Goal of the exercise - Keep the wording of each record exactly the same when you repeat it, and leave out pictures.

Collected data entries -
——

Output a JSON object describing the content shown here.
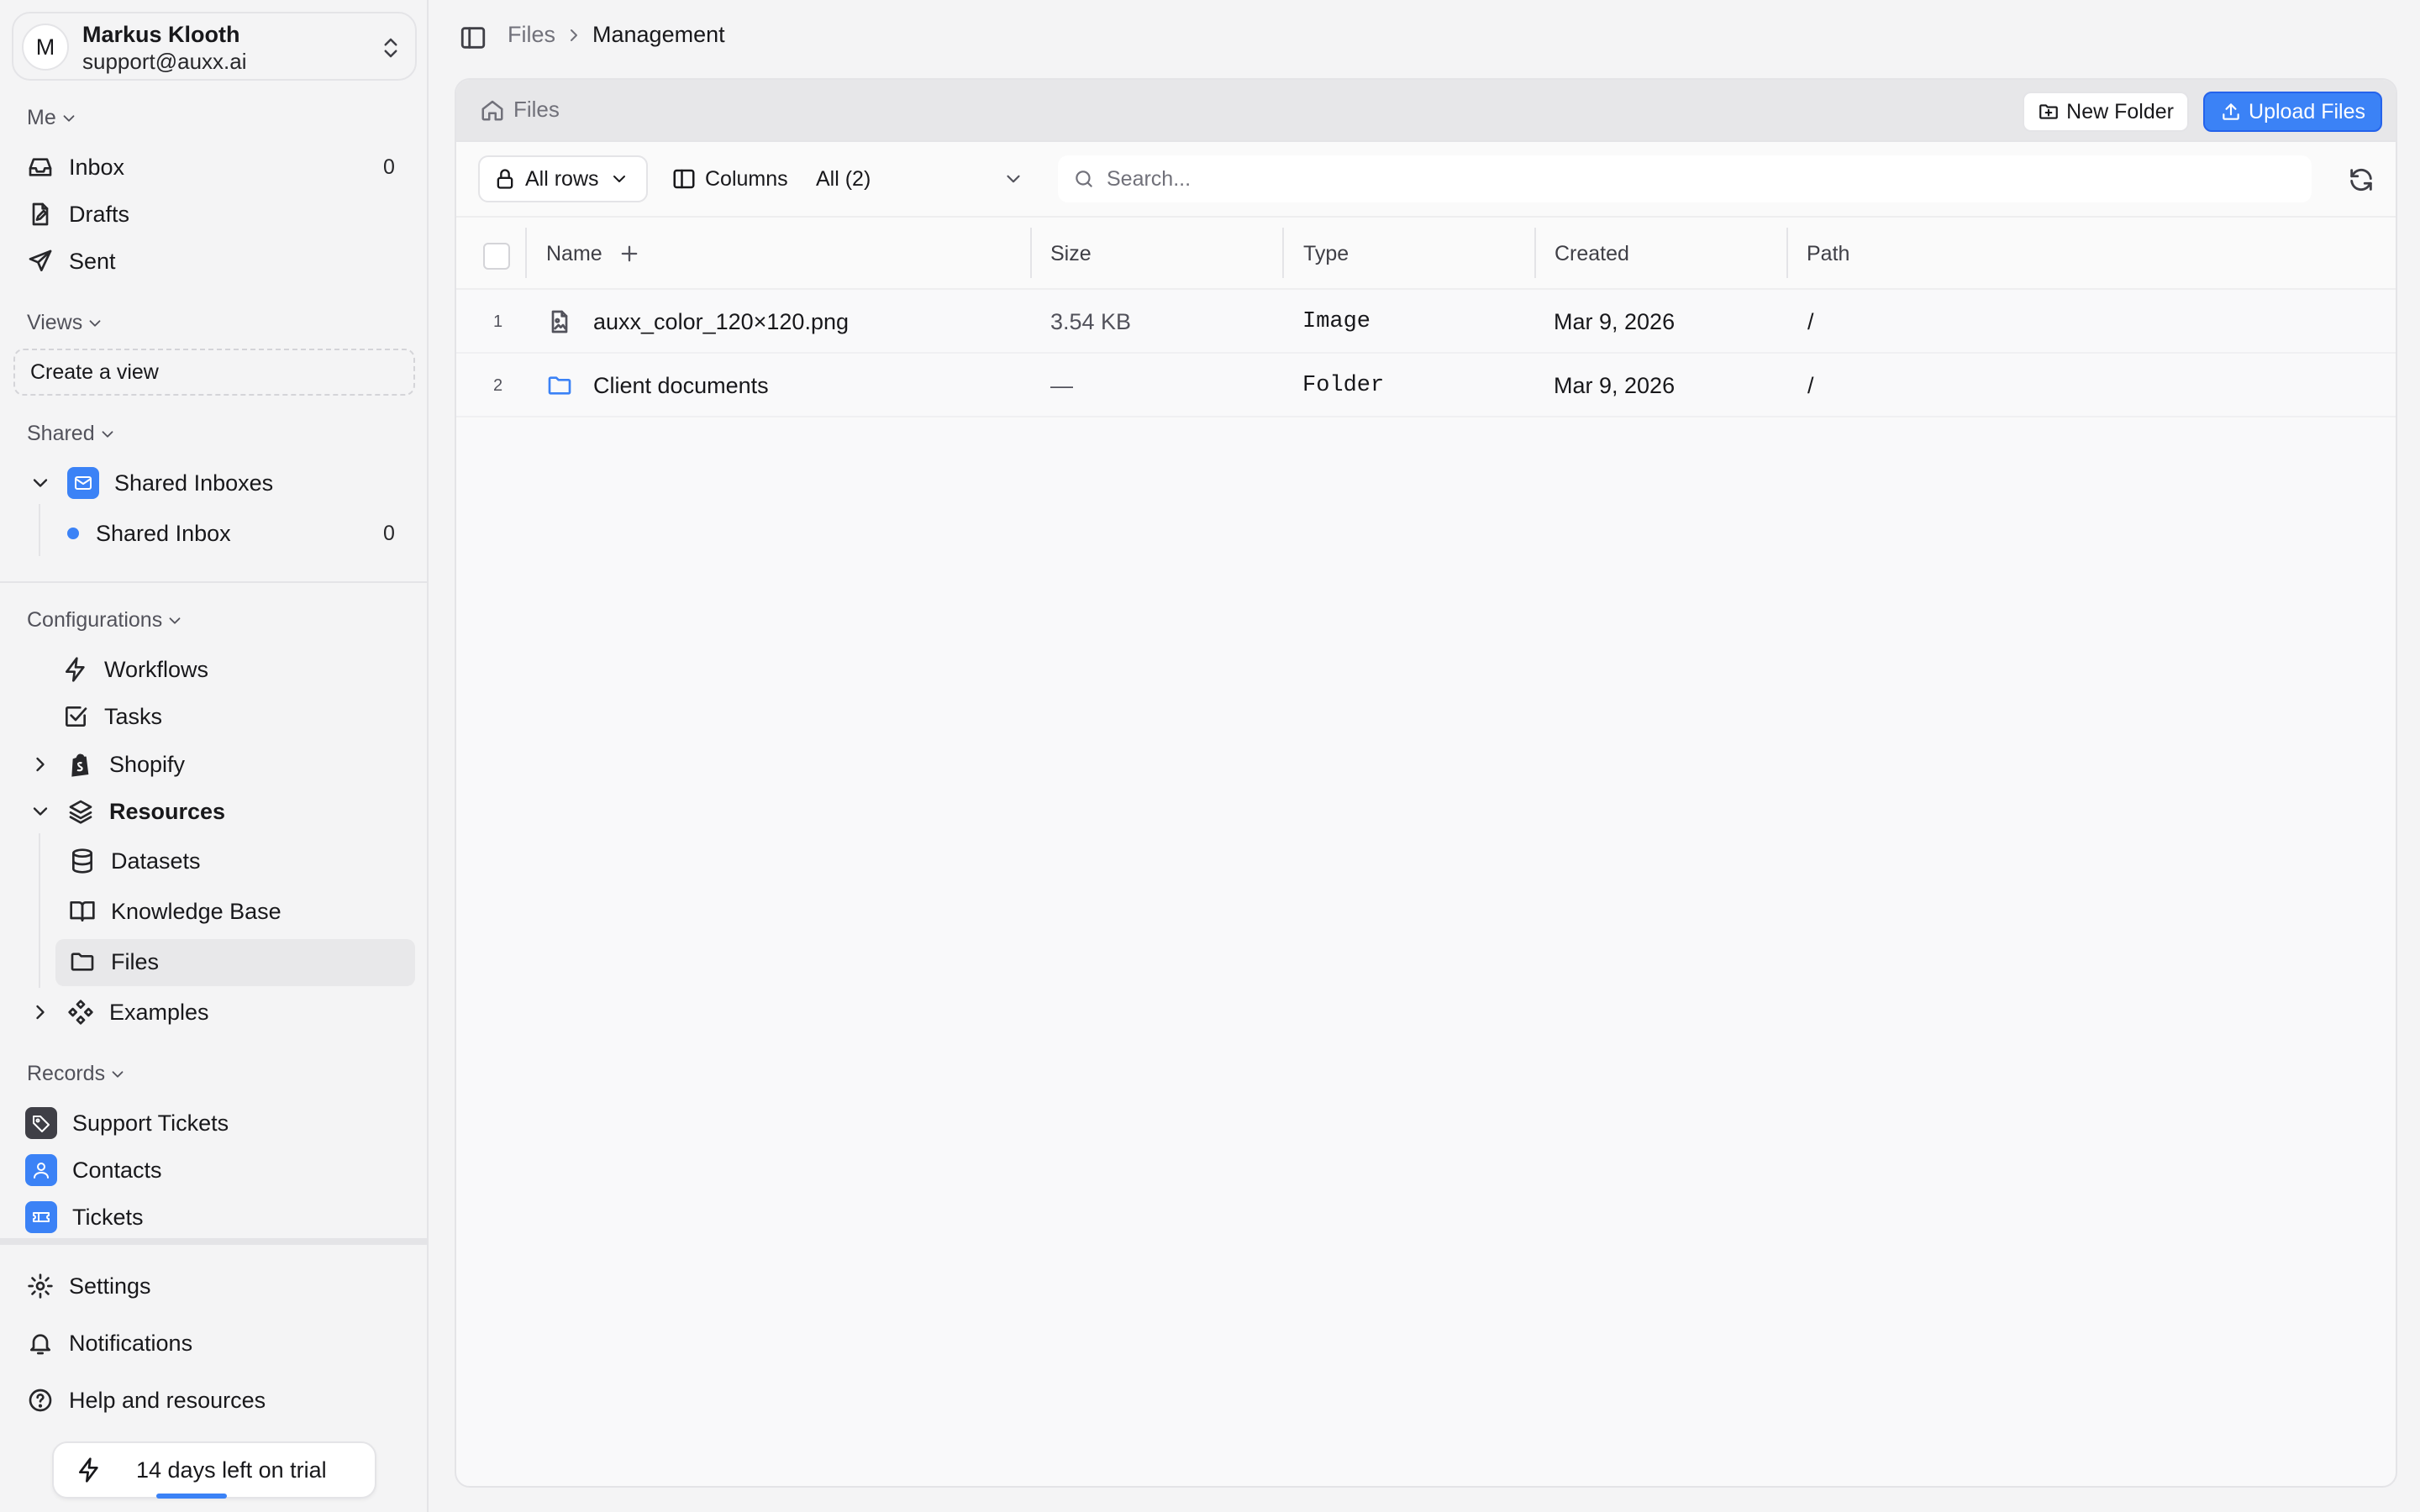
{
  "user": {
    "initial": "M",
    "name": "Markus Klooth",
    "email": "support@auxx.ai"
  },
  "sections": {
    "me": "Me",
    "views": "Views",
    "shared": "Shared",
    "configurations": "Configurations",
    "records": "Records"
  },
  "me_items": [
    {
      "label": "Inbox",
      "count": "0",
      "icon": "inbox-icon"
    },
    {
      "label": "Drafts",
      "icon": "draft-icon"
    },
    {
      "label": "Sent",
      "icon": "send-icon"
    }
  ],
  "create_view": "Create a view",
  "shared": {
    "group": "Shared Inboxes",
    "inbox": "Shared Inbox",
    "inbox_count": "0"
  },
  "config_items": {
    "workflows": "Workflows",
    "tasks": "Tasks",
    "shopify": "Shopify",
    "resources": "Resources",
    "datasets": "Datasets",
    "knowledge_base": "Knowledge Base",
    "files": "Files",
    "examples": "Examples"
  },
  "records": {
    "support_tickets": "Support Tickets",
    "contacts": "Contacts",
    "tickets": "Tickets"
  },
  "footer": {
    "settings": "Settings",
    "notifications": "Notifications",
    "help": "Help and resources",
    "trial": "14 days left on trial"
  },
  "breadcrumb": {
    "root": "Files",
    "current": "Management"
  },
  "panel": {
    "title": "Files",
    "new_folder": "New Folder",
    "upload": "Upload Files"
  },
  "toolbar": {
    "all_rows": "All rows",
    "columns": "Columns",
    "filter": "All (2)",
    "search_placeholder": "Search..."
  },
  "columns": {
    "name": "Name",
    "size": "Size",
    "type": "Type",
    "created": "Created",
    "path": "Path"
  },
  "rows": [
    {
      "num": "1",
      "name": "auxx_color_120×120.png",
      "size": "3.54 KB",
      "type": "Image",
      "created": "Mar 9, 2026",
      "path": "/",
      "icon": "image-file-icon"
    },
    {
      "num": "2",
      "name": "Client documents",
      "size": "—",
      "type": "Folder",
      "created": "Mar 9, 2026",
      "path": "/",
      "icon": "folder-icon"
    }
  ],
  "colors": {
    "accent": "#3b82f6",
    "sidebar_bg": "#f4f4f5",
    "panel_bg": "#f9f9fa"
  }
}
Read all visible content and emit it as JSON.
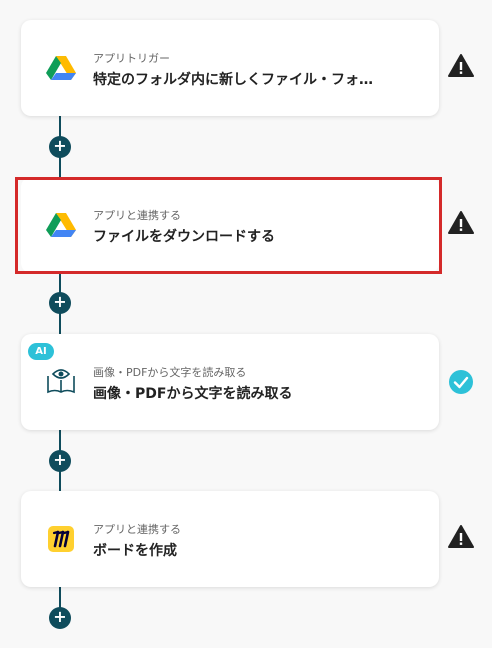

——

Reply to the exercise -
Output a JSON object describing the content shown here.
{
  "user": {
    "initial": "M",
    "name": "Markus Klooth",
    "email": "support@auxx.ai"
  },
  "sections": {
    "me": "Me",
    "views": "Views",
    "shared": "Shared",
    "configurations": "Configurations",
    "records": "Records"
  },
  "me_items": [
    {
      "label": "Inbox",
      "count": "0",
      "icon": "inbox-icon"
    },
    {
      "label": "Drafts",
      "icon": "draft-icon"
    },
    {
      "label": "Sent",
      "icon": "send-icon"
    }
  ],
  "create_view": "Create a view",
  "shared": {
    "group": "Shared Inboxes",
    "inbox": "Shared Inbox",
    "inbox_count": "0"
  },
  "config_items": {
    "workflows": "Workflows",
    "tasks": "Tasks",
    "shopify": "Shopify",
    "resources": "Resources",
    "datasets": "Datasets",
    "knowledge_base": "Knowledge Base",
    "files": "Files",
    "examples": "Examples"
  },
  "records": {
    "support_tickets": "Support Tickets",
    "contacts": "Contacts",
    "tickets": "Tickets"
  },
  "footer": {
    "settings": "Settings",
    "notifications": "Notifications",
    "help": "Help and resources",
    "trial": "14 days left on trial"
  },
  "breadcrumb": {
    "root": "Files",
    "current": "Management"
  },
  "panel": {
    "title": "Files",
    "new_folder": "New Folder",
    "upload": "Upload Files"
  },
  "toolbar": {
    "all_rows": "All rows",
    "columns": "Columns",
    "filter": "All (2)",
    "search_placeholder": "Search..."
  },
  "columns": {
    "name": "Name",
    "size": "Size",
    "type": "Type",
    "created": "Created",
    "path": "Path"
  },
  "rows": [
    {
      "num": "1",
      "name": "auxx_color_120×120.png",
      "size": "3.54 KB",
      "type": "Image",
      "created": "Mar 9, 2026",
      "path": "/",
      "icon": "image-file-icon"
    },
    {
      "num": "2",
      "name": "Client documents",
      "size": "—",
      "type": "Folder",
      "created": "Mar 9, 2026",
      "path": "/",
      "icon": "folder-icon"
    }
  ],
  "colors": {
    "accent": "#3b82f6",
    "sidebar_bg": "#f4f4f5",
    "panel_bg": "#f9f9fa"
  }
}
Read all visible content and emit it as JSON.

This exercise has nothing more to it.